Take each line containing "name" and report it exactly as written.

> Dataset excerpts:
= = = = = = =

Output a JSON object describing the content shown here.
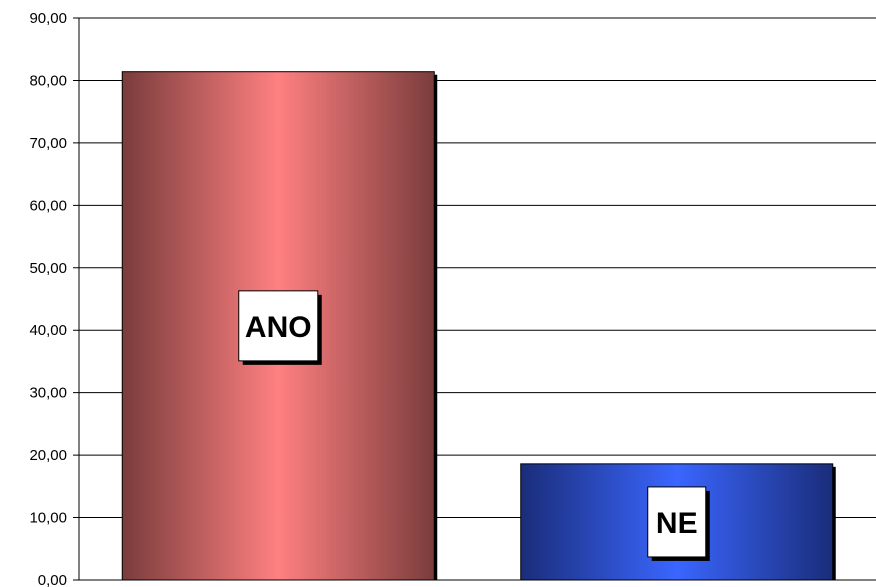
{
  "chart_data": {
    "type": "bar",
    "categories": [
      "ANO",
      "NE"
    ],
    "values": [
      81.4,
      18.6
    ],
    "ylim": [
      0,
      90
    ],
    "yticks": [
      "0,00",
      "10,00",
      "20,00",
      "30,00",
      "40,00",
      "50,00",
      "60,00",
      "70,00",
      "80,00",
      "90,00"
    ],
    "grid": true,
    "legend": "none",
    "colors": {
      "ANO": {
        "edge": "#7a3c3c",
        "center": "#ff8080"
      },
      "NE": {
        "edge": "#1a2d7a",
        "center": "#3a66ff"
      }
    }
  }
}
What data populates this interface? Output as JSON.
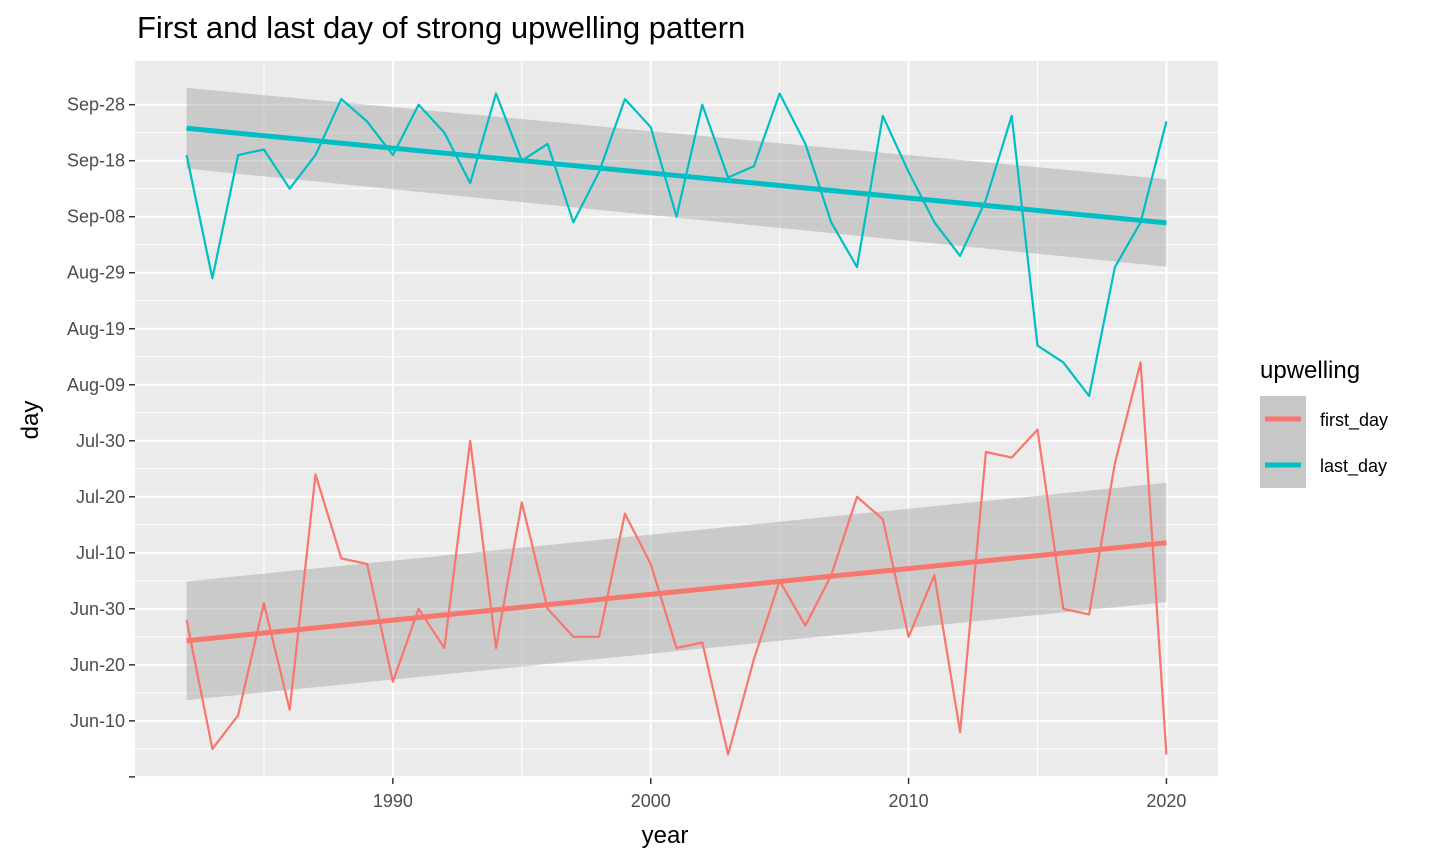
{
  "chart_data": {
    "type": "line",
    "title": "First and last day of strong upwelling pattern",
    "xlabel": "year",
    "ylabel": "day",
    "x_ticks": [
      1990,
      2000,
      2010,
      2020
    ],
    "y_ticks": [
      {
        "label": "",
        "doy": 150
      },
      {
        "label": "Jun-10",
        "doy": 160
      },
      {
        "label": "Jun-20",
        "doy": 170
      },
      {
        "label": "Jun-30",
        "doy": 180
      },
      {
        "label": "Jul-10",
        "doy": 190
      },
      {
        "label": "Jul-20",
        "doy": 200
      },
      {
        "label": "Jul-30",
        "doy": 210
      },
      {
        "label": "Aug-09",
        "doy": 220
      },
      {
        "label": "Aug-19",
        "doy": 230
      },
      {
        "label": "Aug-29",
        "doy": 240
      },
      {
        "label": "Sep-08",
        "doy": 250
      },
      {
        "label": "Sep-18",
        "doy": 260
      },
      {
        "label": "Sep-28",
        "doy": 270
      }
    ],
    "xlim": [
      1980,
      2022
    ],
    "ylim": [
      149.8,
      277.8
    ],
    "grid": true,
    "legend": {
      "title": "upwelling",
      "position": "right"
    },
    "x": [
      1982,
      1983,
      1984,
      1985,
      1986,
      1987,
      1988,
      1989,
      1990,
      1991,
      1992,
      1993,
      1994,
      1995,
      1996,
      1997,
      1998,
      1999,
      2000,
      2001,
      2002,
      2003,
      2004,
      2005,
      2006,
      2007,
      2008,
      2009,
      2010,
      2011,
      2012,
      2013,
      2014,
      2015,
      2016,
      2017,
      2018,
      2019,
      2020
    ],
    "series": [
      {
        "name": "first_day",
        "color": "#F8766D",
        "values": [
          178,
          155,
          161,
          181,
          162,
          204,
          189,
          188,
          167,
          180,
          173,
          210,
          173,
          199,
          180,
          175,
          175,
          197,
          188,
          173,
          174,
          154,
          171,
          185,
          177,
          186,
          200,
          196,
          175,
          186,
          158,
          208,
          207,
          212,
          180,
          179,
          206,
          224,
          154
        ],
        "trend": {
          "start": 174.3,
          "end": 191.8,
          "ci_low_start": 163.7,
          "ci_high_start": 184.9,
          "ci_low_end": 181.2,
          "ci_high_end": 202.5
        }
      },
      {
        "name": "last_day",
        "color": "#00BFC4",
        "values": [
          261,
          239,
          261,
          262,
          255,
          261,
          271,
          267,
          261,
          270,
          265,
          256,
          272,
          260,
          263,
          249,
          258,
          271,
          266,
          250,
          270,
          257,
          259,
          272,
          263,
          249,
          241,
          268,
          258,
          249,
          243,
          253,
          268,
          227,
          224,
          218,
          241,
          249,
          267
        ],
        "trend": {
          "start": 265.8,
          "end": 248.9,
          "ci_low_start": 258.6,
          "ci_high_start": 273.0,
          "ci_low_end": 241.1,
          "ci_high_end": 256.7
        }
      }
    ]
  }
}
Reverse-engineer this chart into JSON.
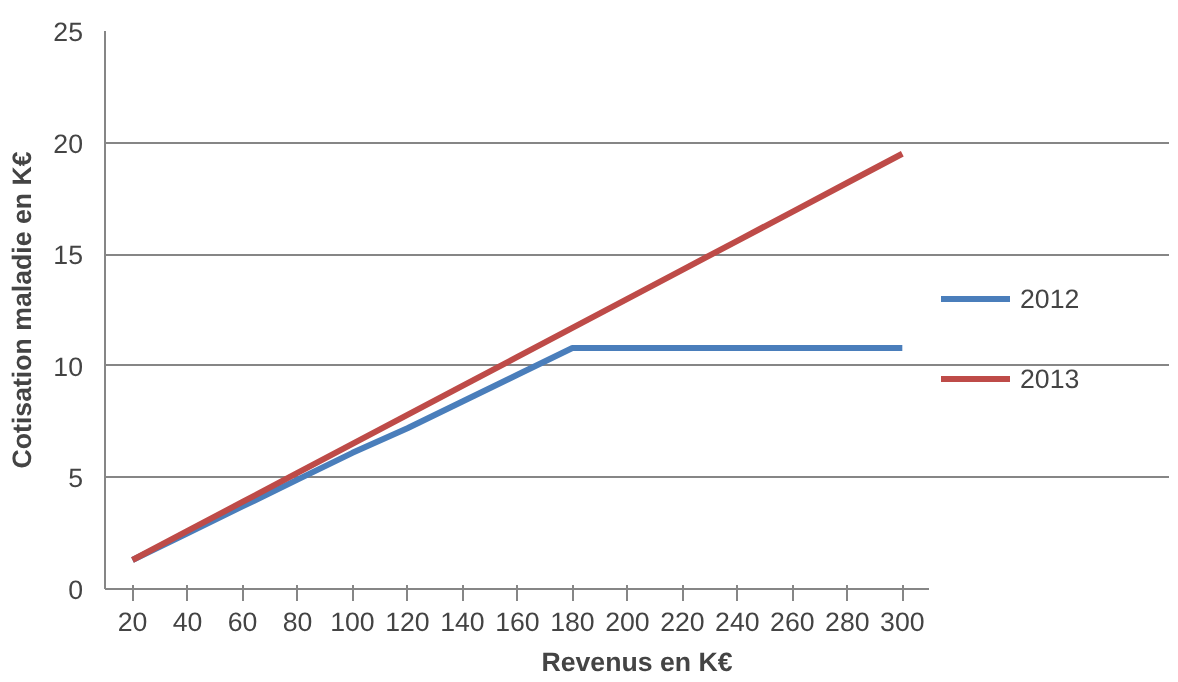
{
  "chart_data": {
    "type": "line",
    "xlabel": "Revenus en K€",
    "ylabel": "Cotisation maladie en K€",
    "categories": [
      "20",
      "40",
      "60",
      "80",
      "100",
      "120",
      "140",
      "160",
      "180",
      "200",
      "220",
      "240",
      "260",
      "280",
      "300"
    ],
    "series": [
      {
        "name": "2012",
        "color": "#4a7ebb",
        "values": [
          1.3,
          2.5,
          3.7,
          4.9,
          6.1,
          7.2,
          8.4,
          9.6,
          10.8,
          10.8,
          10.8,
          10.8,
          10.8,
          10.8,
          10.8
        ]
      },
      {
        "name": "2013",
        "color": "#be4b48",
        "values": [
          1.3,
          2.6,
          3.9,
          5.2,
          6.5,
          7.8,
          9.1,
          10.4,
          11.7,
          13.0,
          14.3,
          15.6,
          16.9,
          18.2,
          19.5
        ]
      }
    ],
    "ylim": [
      0,
      25
    ],
    "yticks": [
      0,
      5,
      10,
      15,
      20,
      25
    ],
    "grid": "y",
    "legend": "right",
    "marker": "none",
    "line_style": "solid"
  }
}
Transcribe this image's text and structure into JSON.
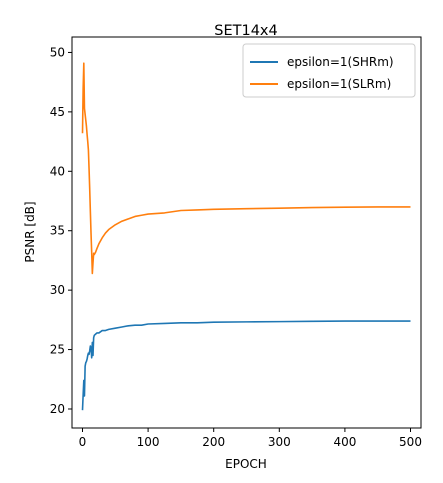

= = = = = = =

> Written solution:
        "name": "first_day",
        "name": "last_day",
        "name": "2012",
        "name": "2013",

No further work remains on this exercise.